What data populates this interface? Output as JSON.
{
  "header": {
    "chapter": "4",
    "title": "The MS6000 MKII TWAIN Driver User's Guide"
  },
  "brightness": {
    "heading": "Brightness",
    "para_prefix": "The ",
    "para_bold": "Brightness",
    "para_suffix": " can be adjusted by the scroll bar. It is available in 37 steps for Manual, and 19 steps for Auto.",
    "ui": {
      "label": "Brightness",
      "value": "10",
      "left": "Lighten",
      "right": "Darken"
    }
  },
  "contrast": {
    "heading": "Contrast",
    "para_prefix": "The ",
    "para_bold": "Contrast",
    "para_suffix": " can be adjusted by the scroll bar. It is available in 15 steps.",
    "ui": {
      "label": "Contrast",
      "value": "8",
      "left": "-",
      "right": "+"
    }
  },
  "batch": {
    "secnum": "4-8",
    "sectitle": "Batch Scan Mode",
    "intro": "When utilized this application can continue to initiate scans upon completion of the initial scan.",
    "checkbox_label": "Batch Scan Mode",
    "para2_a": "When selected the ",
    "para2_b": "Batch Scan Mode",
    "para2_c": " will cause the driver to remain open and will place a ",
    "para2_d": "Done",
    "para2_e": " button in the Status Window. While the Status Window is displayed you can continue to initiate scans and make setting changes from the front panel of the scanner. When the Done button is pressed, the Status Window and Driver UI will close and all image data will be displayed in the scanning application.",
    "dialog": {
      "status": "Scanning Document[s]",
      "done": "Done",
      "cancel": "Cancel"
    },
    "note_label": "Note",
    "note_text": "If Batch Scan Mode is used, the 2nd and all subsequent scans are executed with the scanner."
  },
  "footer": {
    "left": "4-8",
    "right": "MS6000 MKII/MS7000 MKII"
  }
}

Exercise |
From the listing, copy every line where the string "data" appears.

Written solution |
What data populates this interface? Output as JSON.
    "para2_e": " button in the Status Window. While the Status Window is displayed you can continue to initiate scans and make setting changes from the front panel of the scanner. When the Done button is pressed, the Status Window and Driver UI will close and all image data will be displayed in the scanning application.",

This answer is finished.